Requirements: Please give the entries again in full and exactly, without any picture.

==============================

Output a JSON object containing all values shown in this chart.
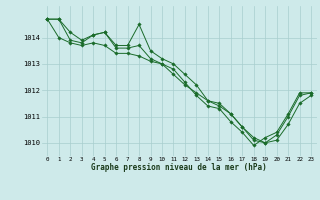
{
  "title": "Graphe pression niveau de la mer (hPa)",
  "bg_color": "#ceeaea",
  "grid_color": "#a8cece",
  "line_color": "#1a6b2a",
  "x_ticks": [
    0,
    1,
    2,
    3,
    4,
    5,
    6,
    7,
    8,
    9,
    10,
    11,
    12,
    13,
    14,
    15,
    16,
    17,
    18,
    19,
    20,
    21,
    22,
    23
  ],
  "ylim": [
    1009.5,
    1015.2
  ],
  "y_ticks": [
    1010,
    1011,
    1012,
    1013,
    1014
  ],
  "series": [
    [
      1014.7,
      1014.7,
      1014.2,
      1013.9,
      1014.1,
      1014.2,
      1013.7,
      1013.7,
      1014.5,
      1013.5,
      1013.2,
      1013.0,
      1012.6,
      1012.2,
      1011.6,
      1011.5,
      1011.1,
      1010.6,
      1010.1,
      1010.0,
      1010.3,
      1011.0,
      1011.8,
      1011.9
    ],
    [
      1014.7,
      1014.7,
      1013.9,
      1013.8,
      1014.1,
      1014.2,
      1013.6,
      1013.6,
      1013.7,
      1013.2,
      1013.0,
      1012.8,
      1012.3,
      1011.8,
      1011.4,
      1011.3,
      1010.8,
      1010.4,
      1009.9,
      1010.2,
      1010.4,
      1011.1,
      1011.9,
      1011.9
    ],
    [
      1014.7,
      1014.0,
      1013.8,
      1013.7,
      1013.8,
      1013.7,
      1013.4,
      1013.4,
      1013.3,
      1013.1,
      1013.0,
      1012.6,
      1012.2,
      1011.9,
      1011.6,
      1011.4,
      1011.1,
      1010.6,
      1010.2,
      1010.0,
      1010.1,
      1010.7,
      1011.5,
      1011.8
    ]
  ]
}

==============================

Complete response:
Output a JSON object containing all values shown in this chart.
{
  "title": "Graphe pression niveau de la mer (hPa)",
  "bg_color": "#ceeaea",
  "grid_color": "#a8cece",
  "line_color": "#1a6b2a",
  "x_ticks": [
    0,
    1,
    2,
    3,
    4,
    5,
    6,
    7,
    8,
    9,
    10,
    11,
    12,
    13,
    14,
    15,
    16,
    17,
    18,
    19,
    20,
    21,
    22,
    23
  ],
  "ylim": [
    1009.5,
    1015.2
  ],
  "y_ticks": [
    1010,
    1011,
    1012,
    1013,
    1014
  ],
  "series": [
    [
      1014.7,
      1014.7,
      1014.2,
      1013.9,
      1014.1,
      1014.2,
      1013.7,
      1013.7,
      1014.5,
      1013.5,
      1013.2,
      1013.0,
      1012.6,
      1012.2,
      1011.6,
      1011.5,
      1011.1,
      1010.6,
      1010.1,
      1010.0,
      1010.3,
      1011.0,
      1011.8,
      1011.9
    ],
    [
      1014.7,
      1014.7,
      1013.9,
      1013.8,
      1014.1,
      1014.2,
      1013.6,
      1013.6,
      1013.7,
      1013.2,
      1013.0,
      1012.8,
      1012.3,
      1011.8,
      1011.4,
      1011.3,
      1010.8,
      1010.4,
      1009.9,
      1010.2,
      1010.4,
      1011.1,
      1011.9,
      1011.9
    ],
    [
      1014.7,
      1014.0,
      1013.8,
      1013.7,
      1013.8,
      1013.7,
      1013.4,
      1013.4,
      1013.3,
      1013.1,
      1013.0,
      1012.6,
      1012.2,
      1011.9,
      1011.6,
      1011.4,
      1011.1,
      1010.6,
      1010.2,
      1010.0,
      1010.1,
      1010.7,
      1011.5,
      1011.8
    ]
  ]
}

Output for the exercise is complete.